** Begin **

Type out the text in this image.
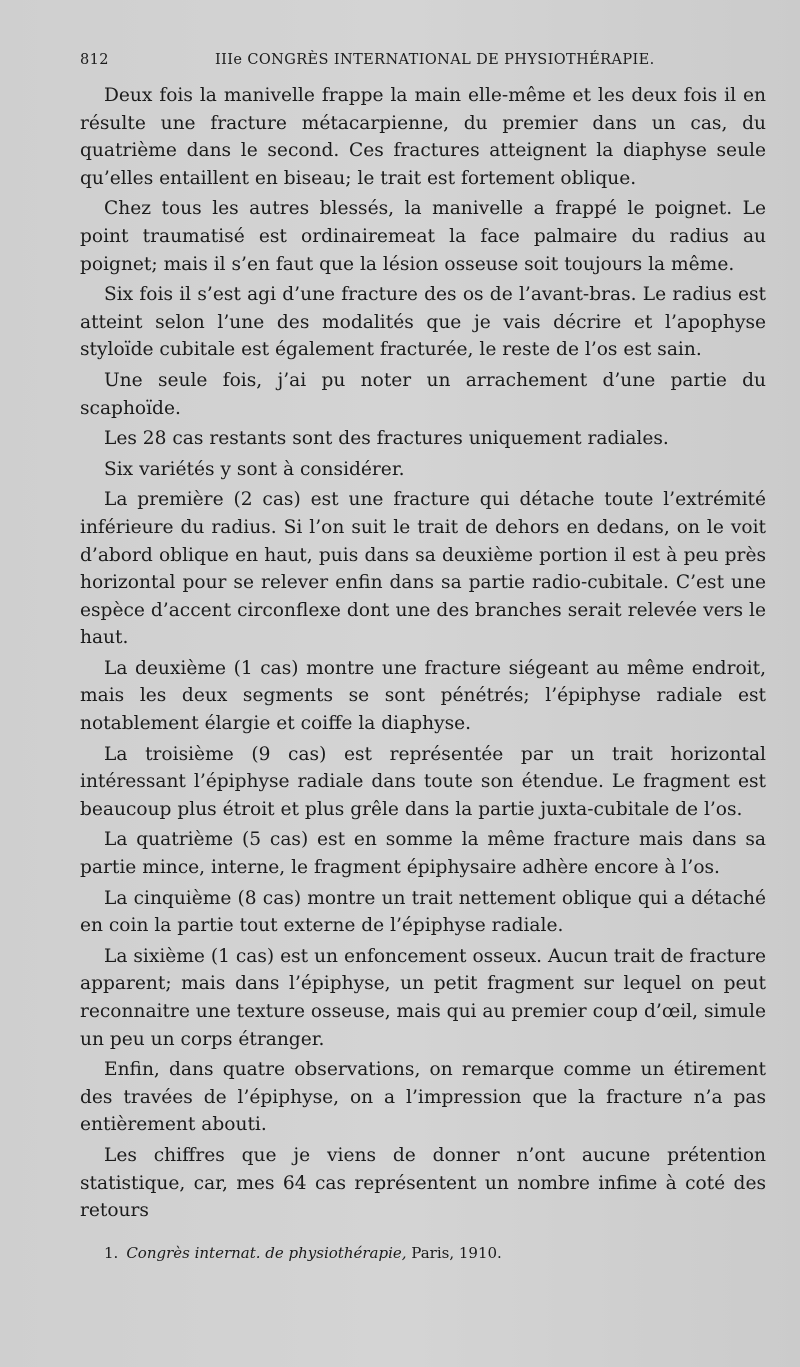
812	IIIe CONGRÈS INTERNATIONAL DE PHYSIOTHÉRAPIE.

Deux fois la manivelle frappe la main elle-même et les deux fois il en résulte une fracture métacarpienne, du premier dans un cas, du quatrième dans le second. Ces fractures atteignent la diaphyse seule qu’elles entaillent en biseau; le trait est fortement oblique.

Chez tous les autres blessés, la manivelle a frappé le poignet. Le point traumatisé est ordinairemeat la face palmaire du radius au poignet; mais il s’en faut que la lésion osseuse soit toujours la même.

Six fois il s’est agi d’une fracture des os de l’avant-bras. Le radius est atteint selon l’une des modalités que je vais décrire et l’apophyse styloïde cubitale est également fracturée, le reste de l’os est sain.

Une seule fois, j’ai pu noter un arrachement d’une partie du scaphoïde.

Les 28 cas restants sont des fractures uniquement radiales.

Six variétés y sont à considérer.

La première (2 cas) est une fracture qui détache toute l’extrémité inférieure du radius. Si l’on suit le trait de dehors en dedans, on le voit d’abord oblique en haut, puis dans sa deuxième portion il est à peu près horizontal pour se relever enfin dans sa partie radio-cubitale. C’est une espèce d’accent circonflexe dont une des branches serait relevée vers le haut.

La deuxième (1 cas) montre une fracture siégeant au même endroit, mais les deux segments se sont pénétrés; l’épiphyse radiale est notablement élargie et coiffe la diaphyse.

La troisième (9 cas) est représentée par un trait horizontal intéressant l’épiphyse radiale dans toute son étendue. Le fragment est beaucoup plus étroit et plus grêle dans la partie juxta-cubitale de l’os.

La quatrième (5 cas) est en somme la même fracture mais dans sa partie mince, interne, le fragment épiphysaire adhère encore à l’os.

La cinquième (8 cas) montre un trait nettement oblique qui a détaché en coin la partie tout externe de l’épiphyse radiale.

La sixième (1 cas) est un enfoncement osseux. Aucun trait de fracture apparent; mais dans l’épiphyse, un petit fragment sur lequel on peut reconnaitre une texture osseuse, mais qui au premier coup d’œil, simule un peu un corps étranger.

Enfin, dans quatre observations, on remarque comme un étirement des travées de l’épiphyse, on a l’impression que la fracture n’a pas entièrement abouti.

Les chiffres que je viens de donner n’ont aucune prétention statistique, car, mes 64 cas représentent un nombre infime à coté des retours

1. Congrès internat. de physiothérapie, Paris, 1910.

** End **

_WHAT THE EXERCISE ASKS_
Drop the pictures and reproduce the rest of the entries above exactly.

_ANSWER IN FULL_
Type out the text in this image.
812	IIIe CONGRÈS INTERNATIONAL DE PHYSIOTHÉRAPIE.

Deux fois la manivelle frappe la main elle-même et les deux fois il en résulte une fracture métacarpienne, du premier dans un cas, du quatrième dans le second. Ces fractures atteignent la diaphyse seule qu’elles entaillent en biseau; le trait est fortement oblique.

Chez tous les autres blessés, la manivelle a frappé le poignet. Le point traumatisé est ordinairemeat la face palmaire du radius au poignet; mais il s’en faut que la lésion osseuse soit toujours la même.

Six fois il s’est agi d’une fracture des os de l’avant-bras. Le radius est atteint selon l’une des modalités que je vais décrire et l’apophyse styloïde cubitale est également fracturée, le reste de l’os est sain.

Une seule fois, j’ai pu noter un arrachement d’une partie du scaphoïde.

Les 28 cas restants sont des fractures uniquement radiales.

Six variétés y sont à considérer.

La première (2 cas) est une fracture qui détache toute l’extrémité inférieure du radius. Si l’on suit le trait de dehors en dedans, on le voit d’abord oblique en haut, puis dans sa deuxième portion il est à peu près horizontal pour se relever enfin dans sa partie radio-cubitale. C’est une espèce d’accent circonflexe dont une des branches serait relevée vers le haut.

La deuxième (1 cas) montre une fracture siégeant au même endroit, mais les deux segments se sont pénétrés; l’épiphyse radiale est notablement élargie et coiffe la diaphyse.

La troisième (9 cas) est représentée par un trait horizontal intéressant l’épiphyse radiale dans toute son étendue. Le fragment est beaucoup plus étroit et plus grêle dans la partie juxta-cubitale de l’os.

La quatrième (5 cas) est en somme la même fracture mais dans sa partie mince, interne, le fragment épiphysaire adhère encore à l’os.

La cinquième (8 cas) montre un trait nettement oblique qui a détaché en coin la partie tout externe de l’épiphyse radiale.

La sixième (1 cas) est un enfoncement osseux. Aucun trait de fracture apparent; mais dans l’épiphyse, un petit fragment sur lequel on peut reconnaitre une texture osseuse, mais qui au premier coup d’œil, simule un peu un corps étranger.

Enfin, dans quatre observations, on remarque comme un étirement des travées de l’épiphyse, on a l’impression que la fracture n’a pas entièrement abouti.

Les chiffres que je viens de donner n’ont aucune prétention statistique, car, mes 64 cas représentent un nombre infime à coté des retours

1. Congrès internat. de physiothérapie, Paris, 1910.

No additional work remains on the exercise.